Given task: Lines containing the string "orange" are to be counted. Write only how many there are.

"""

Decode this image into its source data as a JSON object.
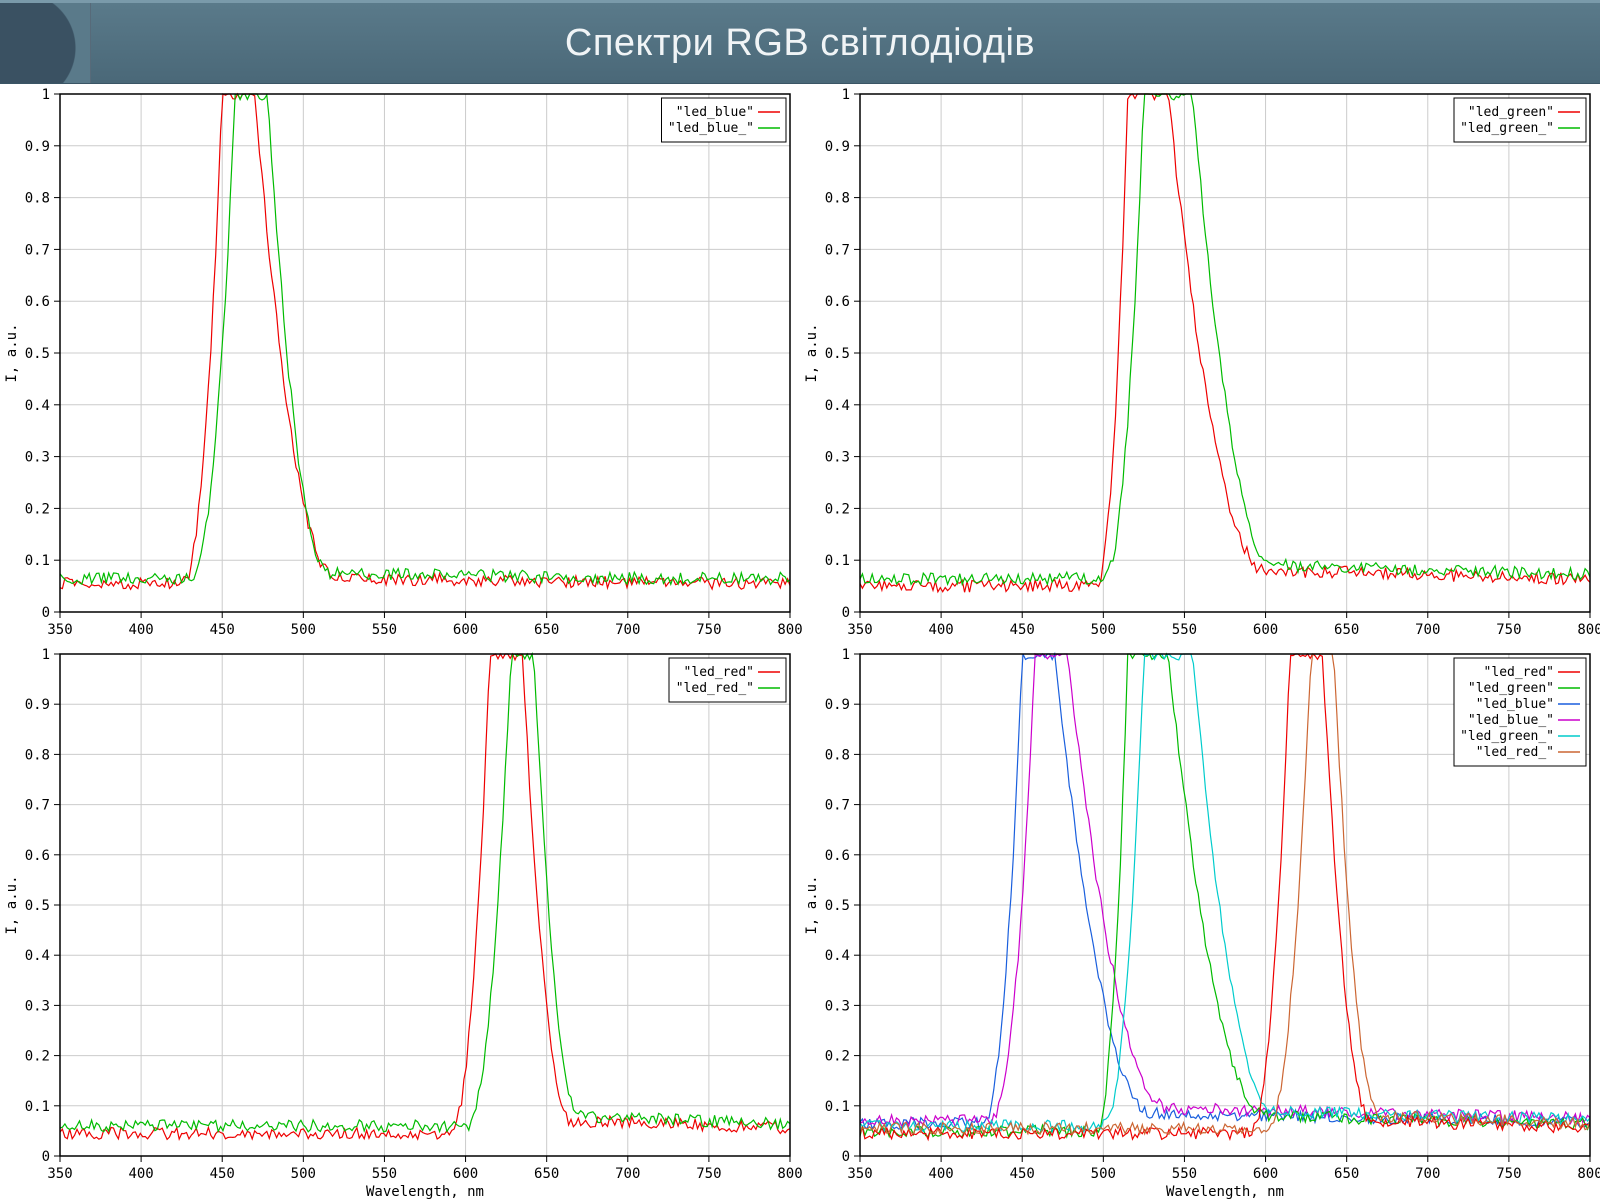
{
  "title": "Спектри RGB світлодіодів",
  "axis": {
    "xlabel": "Wavelength, nm",
    "ylabel": "I, a.u.",
    "xlim": [
      350,
      800
    ],
    "ylim": [
      0,
      1
    ],
    "xtick_step": 50,
    "ytick_step": 0.1,
    "xticks": [
      350,
      400,
      450,
      500,
      550,
      600,
      650,
      700,
      750,
      800
    ],
    "yticks": [
      0,
      0.1,
      0.2,
      0.3,
      0.4,
      0.5,
      0.6,
      0.7,
      0.8,
      0.9,
      1
    ],
    "grid_color": "#cccccc",
    "border_color": "#000000",
    "background_color": "#ffffff",
    "tick_fontsize": 14,
    "label_fontsize": 14,
    "font_family": "monospace"
  },
  "series_colors": {
    "red": "#ee0000",
    "green": "#00bb00",
    "blue": "#1a5fdd",
    "magenta": "#cc00cc",
    "cyan": "#00cccc",
    "orange": "#cc6633"
  },
  "line_width": 1.2,
  "noise_amplitude": 0.012,
  "panels": [
    {
      "id": "blue",
      "legend": [
        {
          "label": "\"led_blue\"",
          "color": "red"
        },
        {
          "label": "\"led_blue_\"",
          "color": "green"
        }
      ],
      "curves": [
        {
          "color": "red",
          "peak_nm": 460,
          "left_rise_start": 425,
          "left_rise_end": 450,
          "right_fall_start": 470,
          "right_fall_end": 520,
          "tail_level": 0.065,
          "baseline": 0.055
        },
        {
          "color": "green",
          "peak_nm": 468,
          "left_rise_start": 430,
          "left_rise_end": 458,
          "right_fall_start": 478,
          "right_fall_end": 515,
          "tail_level": 0.075,
          "baseline": 0.065
        }
      ]
    },
    {
      "id": "green",
      "legend": [
        {
          "label": "\"led_green\"",
          "color": "red"
        },
        {
          "label": "\"led_green_\"",
          "color": "green"
        }
      ],
      "curves": [
        {
          "color": "red",
          "peak_nm": 525,
          "left_rise_start": 495,
          "left_rise_end": 515,
          "right_fall_start": 540,
          "right_fall_end": 600,
          "tail_level": 0.08,
          "baseline": 0.05
        },
        {
          "color": "green",
          "peak_nm": 540,
          "left_rise_start": 500,
          "left_rise_end": 525,
          "right_fall_start": 555,
          "right_fall_end": 605,
          "tail_level": 0.09,
          "baseline": 0.065
        }
      ]
    },
    {
      "id": "red",
      "legend": [
        {
          "label": "\"led_red\"",
          "color": "red"
        },
        {
          "label": "\"led_red_\"",
          "color": "green"
        }
      ],
      "curves": [
        {
          "color": "red",
          "peak_nm": 625,
          "left_rise_start": 590,
          "left_rise_end": 615,
          "right_fall_start": 635,
          "right_fall_end": 665,
          "tail_level": 0.07,
          "baseline": 0.045
        },
        {
          "color": "green",
          "peak_nm": 635,
          "left_rise_start": 600,
          "left_rise_end": 628,
          "right_fall_start": 642,
          "right_fall_end": 670,
          "tail_level": 0.08,
          "baseline": 0.06
        }
      ]
    },
    {
      "id": "all",
      "legend": [
        {
          "label": "\"led_red\"",
          "color": "red"
        },
        {
          "label": "\"led_green\"",
          "color": "green"
        },
        {
          "label": "\"led_blue\"",
          "color": "blue"
        },
        {
          "label": "\"led_blue_\"",
          "color": "magenta"
        },
        {
          "label": "\"led_green_\"",
          "color": "cyan"
        },
        {
          "label": "\"led_red_\"",
          "color": "orange"
        }
      ],
      "curves": [
        {
          "color": "blue",
          "peak_nm": 460,
          "left_rise_start": 425,
          "left_rise_end": 450,
          "right_fall_start": 470,
          "right_fall_end": 530,
          "tail_level": 0.085,
          "baseline": 0.065
        },
        {
          "color": "magenta",
          "peak_nm": 468,
          "left_rise_start": 430,
          "left_rise_end": 458,
          "right_fall_start": 478,
          "right_fall_end": 540,
          "tail_level": 0.095,
          "baseline": 0.07
        },
        {
          "color": "green",
          "peak_nm": 525,
          "left_rise_start": 495,
          "left_rise_end": 515,
          "right_fall_start": 540,
          "right_fall_end": 600,
          "tail_level": 0.08,
          "baseline": 0.05
        },
        {
          "color": "cyan",
          "peak_nm": 540,
          "left_rise_start": 500,
          "left_rise_end": 525,
          "right_fall_start": 555,
          "right_fall_end": 605,
          "tail_level": 0.09,
          "baseline": 0.06
        },
        {
          "color": "red",
          "peak_nm": 625,
          "left_rise_start": 590,
          "left_rise_end": 615,
          "right_fall_start": 635,
          "right_fall_end": 665,
          "tail_level": 0.07,
          "baseline": 0.045
        },
        {
          "color": "orange",
          "peak_nm": 635,
          "left_rise_start": 600,
          "left_rise_end": 628,
          "right_fall_start": 642,
          "right_fall_end": 670,
          "tail_level": 0.08,
          "baseline": 0.055
        }
      ]
    }
  ]
}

"""

Answer to the problem: 3